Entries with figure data
+ + + + + + +

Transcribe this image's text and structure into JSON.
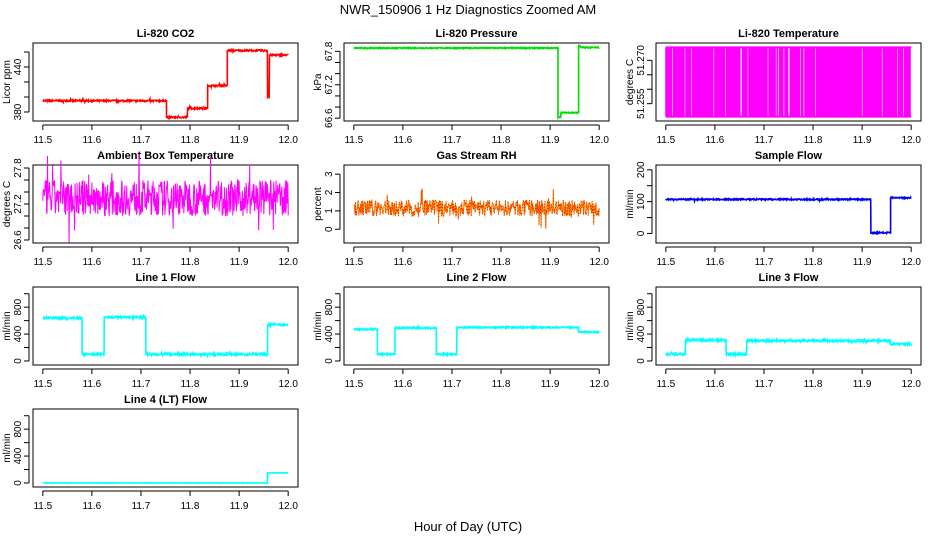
{
  "title": "NWR_150906  1 Hz Diagnostics Zoomed AM",
  "xlabel": "Hour of Day (UTC)",
  "chart_data": [
    {
      "type": "line",
      "title": "Li-820 CO2",
      "ylabel": "Licor ppm",
      "color": "#ff0000",
      "xlim": [
        11.48,
        12.02
      ],
      "ylim": [
        368,
        472
      ],
      "yticks": [
        380,
        400,
        420,
        440,
        460
      ],
      "ytick_labels": [
        "380",
        "",
        "",
        "440",
        ""
      ],
      "xticks": [
        "11.5",
        "11.6",
        "11.7",
        "11.8",
        "11.9",
        "12.0"
      ],
      "segments": [
        [
          11.5,
          11.752,
          395
        ],
        [
          11.752,
          11.795,
          373
        ],
        [
          11.795,
          11.836,
          385
        ],
        [
          11.836,
          11.876,
          415
        ],
        [
          11.876,
          11.958,
          462
        ],
        [
          11.958,
          11.962,
          400
        ],
        [
          11.962,
          12.0,
          456
        ]
      ],
      "noise": 1
    },
    {
      "type": "line",
      "title": "Li-820 Pressure",
      "ylabel": "kPa",
      "color": "#00dd00",
      "xlim": [
        11.48,
        12.02
      ],
      "ylim": [
        66.55,
        67.95
      ],
      "yticks": [
        66.6,
        66.8,
        67.0,
        67.2,
        67.4,
        67.6,
        67.8
      ],
      "ytick_labels": [
        "66.6",
        "",
        "",
        "67.2",
        "",
        "",
        "67.8"
      ],
      "xticks": [
        "11.5",
        "11.6",
        "11.7",
        "11.8",
        "11.9",
        "12.0"
      ],
      "segments": [
        [
          11.5,
          11.916,
          67.86
        ],
        [
          11.916,
          11.922,
          66.62
        ],
        [
          11.922,
          11.958,
          66.7
        ],
        [
          11.958,
          11.962,
          67.9
        ],
        [
          11.962,
          12.0,
          67.87
        ]
      ],
      "noise": 0.01
    },
    {
      "type": "oscillation",
      "title": "Li-820 Temperature",
      "ylabel": "degrees C",
      "color": "#ff00ff",
      "xlim": [
        11.48,
        12.02
      ],
      "ylim": [
        51.249,
        51.276
      ],
      "yticks": [
        51.255,
        51.26,
        51.265,
        51.27
      ],
      "ytick_labels": [
        "51.255",
        "",
        "",
        "51.270"
      ],
      "xticks": [
        "11.5",
        "11.6",
        "11.7",
        "11.8",
        "11.9",
        "12.0"
      ],
      "low": 51.2505,
      "high": 51.2745
    },
    {
      "type": "line",
      "title": "Ambient Box Temperature",
      "ylabel": "degrees C",
      "color": "#ff00ff",
      "xlim": [
        11.48,
        12.02
      ],
      "ylim": [
        26.55,
        27.85
      ],
      "yticks": [
        26.6,
        26.8,
        27.0,
        27.2,
        27.4,
        27.6,
        27.8
      ],
      "ytick_labels": [
        "26.6",
        "",
        "",
        "27.2",
        "",
        "",
        "27.8"
      ],
      "xticks": [
        "11.5",
        "11.6",
        "11.7",
        "11.8",
        "11.9",
        "12.0"
      ],
      "segments": [
        [
          11.5,
          12.0,
          27.3
        ]
      ],
      "noise": 0.3
    },
    {
      "type": "line",
      "title": "Gas Stream RH",
      "ylabel": "percent",
      "color": "#ff8c00",
      "color2": "#dd0000",
      "xlim": [
        11.48,
        12.02
      ],
      "ylim": [
        -0.75,
        3.5
      ],
      "yticks": [
        0,
        1,
        2,
        3
      ],
      "ytick_labels": [
        "0",
        "1",
        "2",
        "3"
      ],
      "xticks": [
        "11.5",
        "11.6",
        "11.7",
        "11.8",
        "11.9",
        "12.0"
      ],
      "segments": [
        [
          11.5,
          12.0,
          1.15
        ]
      ],
      "noise": 0.45
    },
    {
      "type": "line",
      "title": "Sample Flow",
      "ylabel": "ml/min",
      "color": "#0000ee",
      "xlim": [
        11.48,
        12.02
      ],
      "ylim": [
        -30,
        215
      ],
      "yticks": [
        0,
        50,
        100,
        150,
        200
      ],
      "ytick_labels": [
        "0",
        "",
        "100",
        "",
        "200"
      ],
      "xticks": [
        "11.5",
        "11.6",
        "11.7",
        "11.8",
        "11.9",
        "12.0"
      ],
      "segments": [
        [
          11.5,
          11.918,
          107
        ],
        [
          11.918,
          11.958,
          2
        ],
        [
          11.958,
          12.0,
          112
        ]
      ],
      "noise": 2
    },
    {
      "type": "line",
      "title": "Line 1 Flow",
      "ylabel": "ml/min",
      "color": "#00ffff",
      "xlim": [
        11.48,
        12.02
      ],
      "ylim": [
        -60,
        1100
      ],
      "yticks": [
        0,
        200,
        400,
        600,
        800,
        1000
      ],
      "ytick_labels": [
        "0",
        "",
        "400",
        "",
        "800",
        ""
      ],
      "xticks": [
        "11.5",
        "11.6",
        "11.7",
        "11.8",
        "11.9",
        "12.0"
      ],
      "segments": [
        [
          11.5,
          11.58,
          640
        ],
        [
          11.58,
          11.625,
          100
        ],
        [
          11.625,
          11.71,
          650
        ],
        [
          11.71,
          11.958,
          100
        ],
        [
          11.958,
          12.0,
          540
        ]
      ],
      "noise": 15
    },
    {
      "type": "line",
      "title": "Line 2 Flow",
      "ylabel": "ml/min",
      "color": "#00ffff",
      "xlim": [
        11.48,
        12.02
      ],
      "ylim": [
        -60,
        1100
      ],
      "yticks": [
        0,
        200,
        400,
        600,
        800,
        1000
      ],
      "ytick_labels": [
        "0",
        "",
        "400",
        "",
        "800",
        ""
      ],
      "xticks": [
        "11.5",
        "11.6",
        "11.7",
        "11.8",
        "11.9",
        "12.0"
      ],
      "segments": [
        [
          11.5,
          11.548,
          470
        ],
        [
          11.548,
          11.584,
          100
        ],
        [
          11.584,
          11.668,
          490
        ],
        [
          11.668,
          11.71,
          100
        ],
        [
          11.71,
          11.958,
          500
        ],
        [
          11.958,
          12.0,
          430
        ]
      ],
      "noise": 10
    },
    {
      "type": "line",
      "title": "Line 3 Flow",
      "ylabel": "ml/min",
      "color": "#00ffff",
      "xlim": [
        11.48,
        12.02
      ],
      "ylim": [
        -60,
        1100
      ],
      "yticks": [
        0,
        200,
        400,
        600,
        800,
        1000
      ],
      "ytick_labels": [
        "0",
        "",
        "400",
        "",
        "800",
        ""
      ],
      "xticks": [
        "11.5",
        "11.6",
        "11.7",
        "11.8",
        "11.9",
        "12.0"
      ],
      "segments": [
        [
          11.5,
          11.54,
          100
        ],
        [
          11.54,
          11.623,
          310
        ],
        [
          11.623,
          11.665,
          100
        ],
        [
          11.665,
          11.958,
          300
        ],
        [
          11.958,
          12.0,
          250
        ]
      ],
      "noise": 15
    },
    {
      "type": "line",
      "title": "Line 4 (LT) Flow",
      "ylabel": "ml/min",
      "color": "#00ffff",
      "xlim": [
        11.48,
        12.02
      ],
      "ylim": [
        -60,
        1100
      ],
      "yticks": [
        0,
        200,
        400,
        600,
        800,
        1000
      ],
      "ytick_labels": [
        "0",
        "",
        "400",
        "",
        "800",
        ""
      ],
      "xticks": [
        "11.5",
        "11.6",
        "11.7",
        "11.8",
        "11.9",
        "12.0"
      ],
      "segments": [
        [
          11.5,
          11.958,
          0
        ],
        [
          11.958,
          12.0,
          150
        ]
      ],
      "noise": 2
    }
  ]
}
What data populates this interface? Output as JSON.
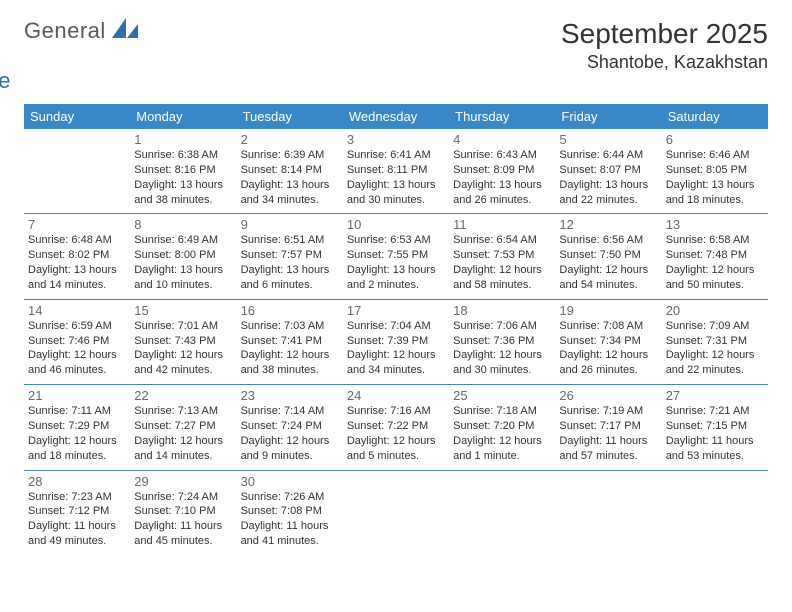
{
  "logo": {
    "word1": "General",
    "word2": "Blue"
  },
  "title": "September 2025",
  "location": "Shantobe, Kazakhstan",
  "header_bg": "#3a87c7",
  "weekdays": [
    "Sunday",
    "Monday",
    "Tuesday",
    "Wednesday",
    "Thursday",
    "Friday",
    "Saturday"
  ],
  "weeks": [
    [
      null,
      {
        "n": "1",
        "sr": "6:38 AM",
        "ss": "8:16 PM",
        "dl": "13 hours and 38 minutes."
      },
      {
        "n": "2",
        "sr": "6:39 AM",
        "ss": "8:14 PM",
        "dl": "13 hours and 34 minutes."
      },
      {
        "n": "3",
        "sr": "6:41 AM",
        "ss": "8:11 PM",
        "dl": "13 hours and 30 minutes."
      },
      {
        "n": "4",
        "sr": "6:43 AM",
        "ss": "8:09 PM",
        "dl": "13 hours and 26 minutes."
      },
      {
        "n": "5",
        "sr": "6:44 AM",
        "ss": "8:07 PM",
        "dl": "13 hours and 22 minutes."
      },
      {
        "n": "6",
        "sr": "6:46 AM",
        "ss": "8:05 PM",
        "dl": "13 hours and 18 minutes."
      }
    ],
    [
      {
        "n": "7",
        "sr": "6:48 AM",
        "ss": "8:02 PM",
        "dl": "13 hours and 14 minutes."
      },
      {
        "n": "8",
        "sr": "6:49 AM",
        "ss": "8:00 PM",
        "dl": "13 hours and 10 minutes."
      },
      {
        "n": "9",
        "sr": "6:51 AM",
        "ss": "7:57 PM",
        "dl": "13 hours and 6 minutes."
      },
      {
        "n": "10",
        "sr": "6:53 AM",
        "ss": "7:55 PM",
        "dl": "13 hours and 2 minutes."
      },
      {
        "n": "11",
        "sr": "6:54 AM",
        "ss": "7:53 PM",
        "dl": "12 hours and 58 minutes."
      },
      {
        "n": "12",
        "sr": "6:56 AM",
        "ss": "7:50 PM",
        "dl": "12 hours and 54 minutes."
      },
      {
        "n": "13",
        "sr": "6:58 AM",
        "ss": "7:48 PM",
        "dl": "12 hours and 50 minutes."
      }
    ],
    [
      {
        "n": "14",
        "sr": "6:59 AM",
        "ss": "7:46 PM",
        "dl": "12 hours and 46 minutes."
      },
      {
        "n": "15",
        "sr": "7:01 AM",
        "ss": "7:43 PM",
        "dl": "12 hours and 42 minutes."
      },
      {
        "n": "16",
        "sr": "7:03 AM",
        "ss": "7:41 PM",
        "dl": "12 hours and 38 minutes."
      },
      {
        "n": "17",
        "sr": "7:04 AM",
        "ss": "7:39 PM",
        "dl": "12 hours and 34 minutes."
      },
      {
        "n": "18",
        "sr": "7:06 AM",
        "ss": "7:36 PM",
        "dl": "12 hours and 30 minutes."
      },
      {
        "n": "19",
        "sr": "7:08 AM",
        "ss": "7:34 PM",
        "dl": "12 hours and 26 minutes."
      },
      {
        "n": "20",
        "sr": "7:09 AM",
        "ss": "7:31 PM",
        "dl": "12 hours and 22 minutes."
      }
    ],
    [
      {
        "n": "21",
        "sr": "7:11 AM",
        "ss": "7:29 PM",
        "dl": "12 hours and 18 minutes."
      },
      {
        "n": "22",
        "sr": "7:13 AM",
        "ss": "7:27 PM",
        "dl": "12 hours and 14 minutes."
      },
      {
        "n": "23",
        "sr": "7:14 AM",
        "ss": "7:24 PM",
        "dl": "12 hours and 9 minutes."
      },
      {
        "n": "24",
        "sr": "7:16 AM",
        "ss": "7:22 PM",
        "dl": "12 hours and 5 minutes."
      },
      {
        "n": "25",
        "sr": "7:18 AM",
        "ss": "7:20 PM",
        "dl": "12 hours and 1 minute."
      },
      {
        "n": "26",
        "sr": "7:19 AM",
        "ss": "7:17 PM",
        "dl": "11 hours and 57 minutes."
      },
      {
        "n": "27",
        "sr": "7:21 AM",
        "ss": "7:15 PM",
        "dl": "11 hours and 53 minutes."
      }
    ],
    [
      {
        "n": "28",
        "sr": "7:23 AM",
        "ss": "7:12 PM",
        "dl": "11 hours and 49 minutes."
      },
      {
        "n": "29",
        "sr": "7:24 AM",
        "ss": "7:10 PM",
        "dl": "11 hours and 45 minutes."
      },
      {
        "n": "30",
        "sr": "7:26 AM",
        "ss": "7:08 PM",
        "dl": "11 hours and 41 minutes."
      },
      null,
      null,
      null,
      null
    ]
  ],
  "labels": {
    "sunrise": "Sunrise:",
    "sunset": "Sunset:",
    "daylight": "Daylight:"
  }
}
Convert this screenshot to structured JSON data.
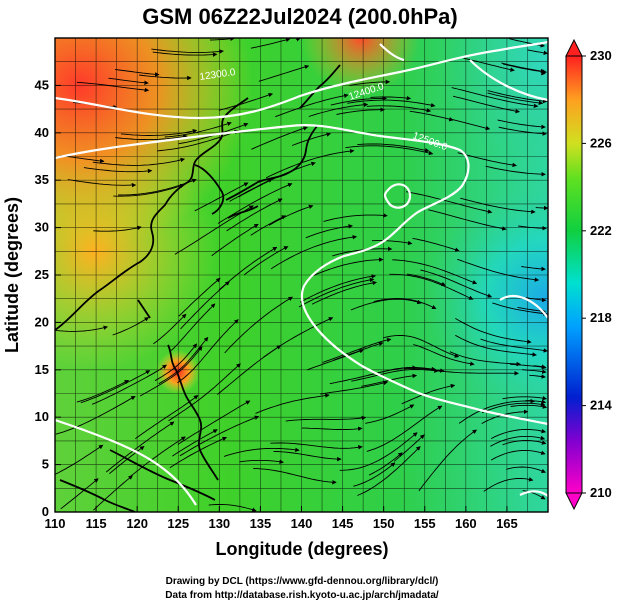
{
  "title": "GSM 06Z22Jul2024 (200.0hPa)",
  "xlabel": "Longitude (degrees)",
  "ylabel": "Latitude  (degrees)",
  "x_ticks": [
    "110",
    "115",
    "120",
    "125",
    "130",
    "135",
    "140",
    "145",
    "150",
    "155",
    "160",
    "165"
  ],
  "y_ticks": [
    "0",
    "5",
    "10",
    "15",
    "20",
    "25",
    "30",
    "35",
    "40",
    "45"
  ],
  "colorbar": {
    "labels": [
      "230",
      "226",
      "222",
      "218",
      "214",
      "210"
    ],
    "min": 210,
    "max": 230
  },
  "contour_labels": [
    "12500.0",
    "12400.0",
    "12300.0"
  ],
  "credits": {
    "line1": "Drawing by DCL (https://www.gfd-dennou.org/library/dcl/)",
    "line2": "Data from http://database.rish.kyoto-u.ac.jp/arch/jmadata/"
  }
}
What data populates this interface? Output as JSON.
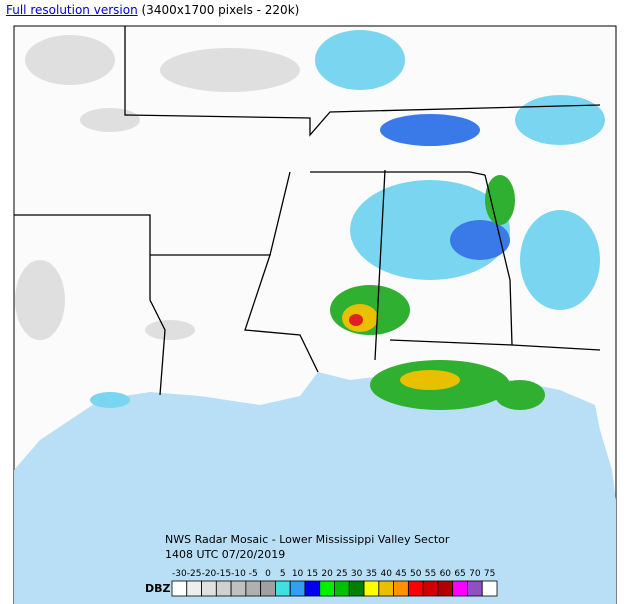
{
  "link": {
    "text": "Full resolution version",
    "note": "(3400x1700 pixels - 220k)"
  },
  "map": {
    "caption": "NWS Radar Mosaic - Lower Mississippi Valley Sector",
    "timestamp": "1408 UTC 07/20/2019"
  },
  "legend": {
    "unit": "DBZ",
    "levels": [
      -30,
      -25,
      -20,
      -15,
      -10,
      -5,
      0,
      5,
      10,
      15,
      20,
      25,
      30,
      35,
      40,
      45,
      50,
      55,
      60,
      65,
      70,
      75
    ],
    "colors": [
      "#ffffff",
      "#eeeeee",
      "#e0e0e0",
      "#d0d0d0",
      "#c0c0c0",
      "#b0b0b0",
      "#a0a0a0",
      "#40e0e0",
      "#30a0f0",
      "#0000f0",
      "#00f000",
      "#00c000",
      "#008000",
      "#ffff00",
      "#e8c000",
      "#ff9000",
      "#ff0000",
      "#d00000",
      "#b00000",
      "#ff00ff",
      "#9050c0",
      "#ffffff"
    ]
  }
}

+ + + + + + +

Instructions for the task
The lines to collect are those holding the string "Temperature"; copy them all.

The result
      "title": "Li-820 Temperature",
      "title": "Ambient Box Temperature",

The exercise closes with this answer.